[Requirement]
Find the lines that hold the word "mail" and return them.
+++ Material for this exercise +++
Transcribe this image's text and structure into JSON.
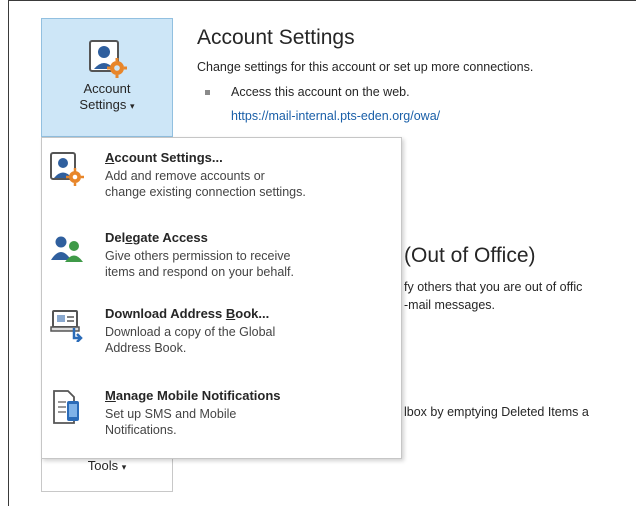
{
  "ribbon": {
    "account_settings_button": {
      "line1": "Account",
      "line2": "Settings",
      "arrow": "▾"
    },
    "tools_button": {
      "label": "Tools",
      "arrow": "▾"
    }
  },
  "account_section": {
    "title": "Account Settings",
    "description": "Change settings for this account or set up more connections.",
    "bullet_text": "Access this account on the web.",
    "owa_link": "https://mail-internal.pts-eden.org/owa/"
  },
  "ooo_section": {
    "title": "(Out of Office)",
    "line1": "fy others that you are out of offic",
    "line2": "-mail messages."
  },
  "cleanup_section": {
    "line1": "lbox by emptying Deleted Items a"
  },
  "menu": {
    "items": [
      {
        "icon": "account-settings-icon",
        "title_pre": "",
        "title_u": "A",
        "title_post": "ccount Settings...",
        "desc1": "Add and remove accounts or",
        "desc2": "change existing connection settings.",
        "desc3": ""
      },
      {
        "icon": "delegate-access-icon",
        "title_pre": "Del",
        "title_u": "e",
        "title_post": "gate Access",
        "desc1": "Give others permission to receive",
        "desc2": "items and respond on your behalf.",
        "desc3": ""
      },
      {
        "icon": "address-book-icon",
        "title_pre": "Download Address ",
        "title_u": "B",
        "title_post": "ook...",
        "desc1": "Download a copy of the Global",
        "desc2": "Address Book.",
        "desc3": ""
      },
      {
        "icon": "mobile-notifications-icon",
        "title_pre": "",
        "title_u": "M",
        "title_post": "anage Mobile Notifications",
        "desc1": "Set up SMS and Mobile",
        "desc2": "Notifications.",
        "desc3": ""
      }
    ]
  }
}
+++
[Exercise response]
    "owa_link": "https://mail-internal.pts-eden.org/owa/"
    "line2": "-mail messages."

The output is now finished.